### SUPPLIED RECORDS

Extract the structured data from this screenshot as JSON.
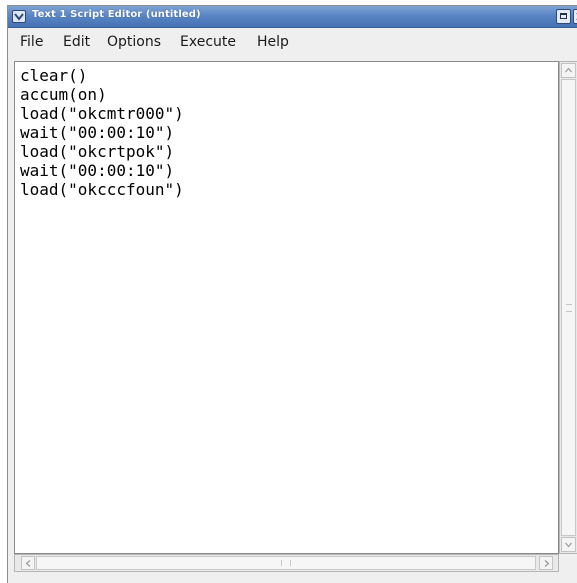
{
  "window": {
    "title": "Text 1 Script Editor (untitled)"
  },
  "icons": {
    "window_menu": "chevron-down-icon",
    "maximize": "maximize-icon",
    "close": "close-icon"
  },
  "menu": {
    "file": "File",
    "edit": "Edit",
    "options": "Options",
    "execute": "Execute",
    "help": "Help"
  },
  "editor": {
    "lines": [
      "clear()",
      "accum(on)",
      "load(\"okcmtr000\")",
      "wait(\"00:00:10\")",
      "load(\"okcrtpok\")",
      "wait(\"00:00:10\")",
      "load(\"okcccfoun\")"
    ]
  },
  "colors": {
    "titlebar": "#5b86c4",
    "window_bg": "#efefef",
    "editor_bg": "#ffffff",
    "text": "#000000"
  }
}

### WHAT IS ASKED
Repeat the material above verbatim, with no pictures in the output.

### RESPONSE TO THIS EXERCISE
Extract the structured data from this screenshot as JSON.
{
  "window": {
    "title": "Text 1 Script Editor (untitled)"
  },
  "icons": {
    "window_menu": "chevron-down-icon",
    "maximize": "maximize-icon",
    "close": "close-icon"
  },
  "menu": {
    "file": "File",
    "edit": "Edit",
    "options": "Options",
    "execute": "Execute",
    "help": "Help"
  },
  "editor": {
    "lines": [
      "clear()",
      "accum(on)",
      "load(\"okcmtr000\")",
      "wait(\"00:00:10\")",
      "load(\"okcrtpok\")",
      "wait(\"00:00:10\")",
      "load(\"okcccfoun\")"
    ]
  },
  "colors": {
    "titlebar": "#5b86c4",
    "window_bg": "#efefef",
    "editor_bg": "#ffffff",
    "text": "#000000"
  }
}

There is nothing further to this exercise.